[Extracted records]
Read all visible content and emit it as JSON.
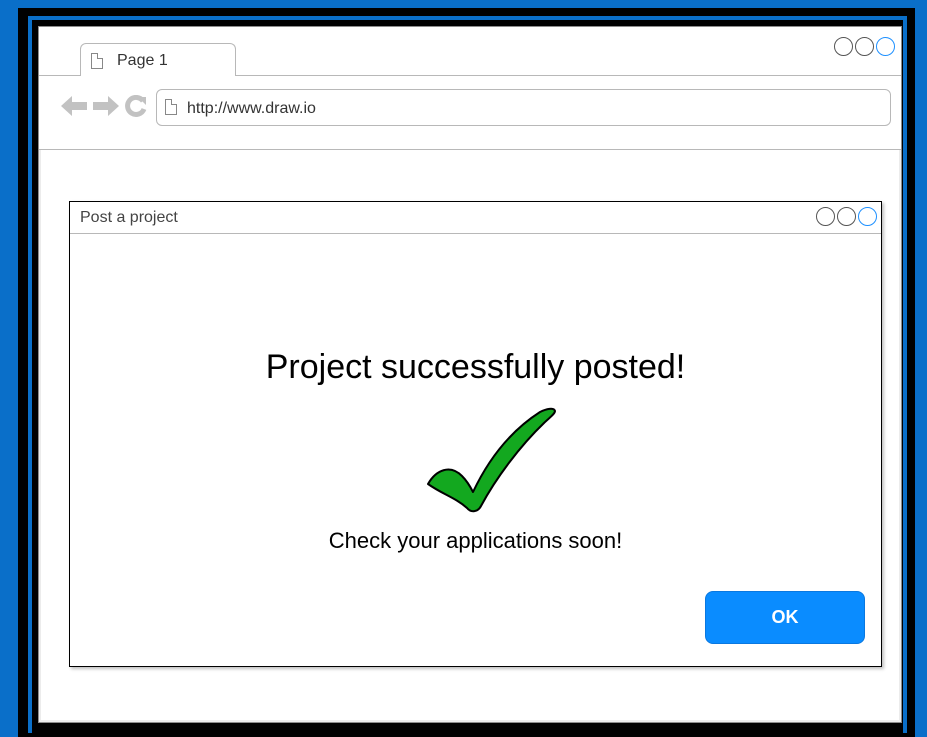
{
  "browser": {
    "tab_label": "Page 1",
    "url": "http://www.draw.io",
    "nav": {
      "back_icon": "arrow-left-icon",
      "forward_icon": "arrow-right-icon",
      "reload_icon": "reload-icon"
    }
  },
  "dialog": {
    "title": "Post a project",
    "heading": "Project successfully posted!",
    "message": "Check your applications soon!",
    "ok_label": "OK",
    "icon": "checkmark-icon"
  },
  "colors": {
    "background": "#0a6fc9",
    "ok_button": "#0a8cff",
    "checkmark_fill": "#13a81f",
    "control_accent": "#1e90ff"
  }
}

* * *

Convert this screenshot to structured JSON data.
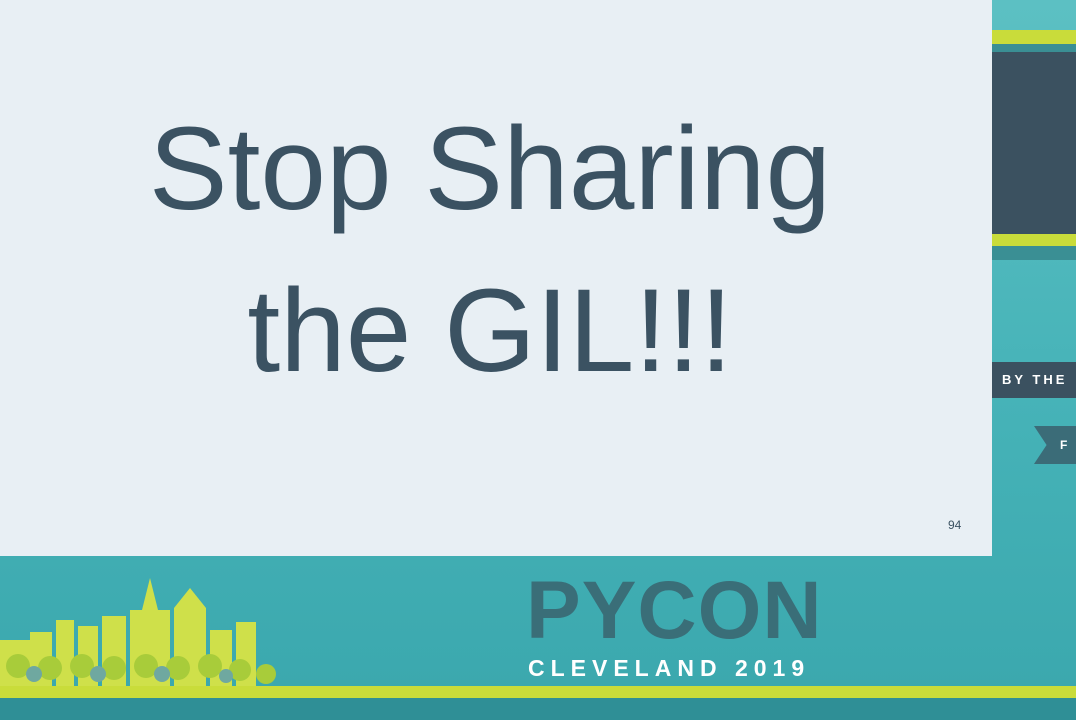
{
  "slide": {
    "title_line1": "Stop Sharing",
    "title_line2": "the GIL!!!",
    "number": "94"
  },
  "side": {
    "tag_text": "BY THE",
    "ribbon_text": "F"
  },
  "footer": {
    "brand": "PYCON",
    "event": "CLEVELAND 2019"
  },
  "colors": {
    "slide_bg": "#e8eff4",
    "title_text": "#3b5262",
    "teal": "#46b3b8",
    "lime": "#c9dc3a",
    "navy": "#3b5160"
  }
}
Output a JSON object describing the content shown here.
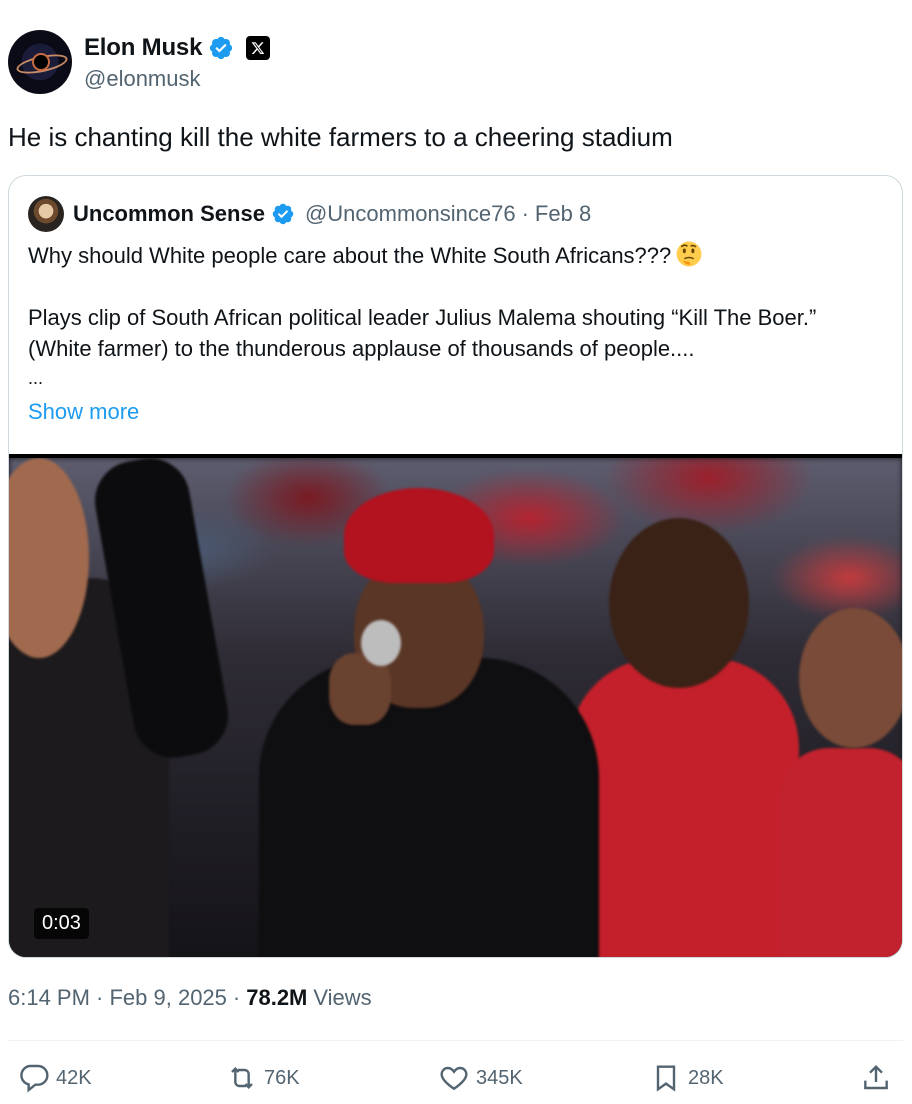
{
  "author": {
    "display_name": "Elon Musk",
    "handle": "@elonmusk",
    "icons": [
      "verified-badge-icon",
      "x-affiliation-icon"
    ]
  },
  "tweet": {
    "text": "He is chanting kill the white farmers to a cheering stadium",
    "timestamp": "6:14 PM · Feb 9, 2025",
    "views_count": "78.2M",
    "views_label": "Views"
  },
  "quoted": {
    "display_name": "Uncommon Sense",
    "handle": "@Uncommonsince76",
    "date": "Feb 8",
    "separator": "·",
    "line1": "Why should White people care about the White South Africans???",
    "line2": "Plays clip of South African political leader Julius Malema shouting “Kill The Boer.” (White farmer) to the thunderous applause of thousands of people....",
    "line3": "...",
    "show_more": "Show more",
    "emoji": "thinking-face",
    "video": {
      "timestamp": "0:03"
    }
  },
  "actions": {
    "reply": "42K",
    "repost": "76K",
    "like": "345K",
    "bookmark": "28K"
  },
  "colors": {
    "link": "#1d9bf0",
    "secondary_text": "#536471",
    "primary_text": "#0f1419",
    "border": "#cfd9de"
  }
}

YOUR INSTRUCTIONS: Write out every line of the preceding listing that contains "JSON".

RESPONSE BELOW:
Read all visible content and emit it as JSON.
Convert this screenshot to structured JSON data.
Output a JSON object describing the content shown here.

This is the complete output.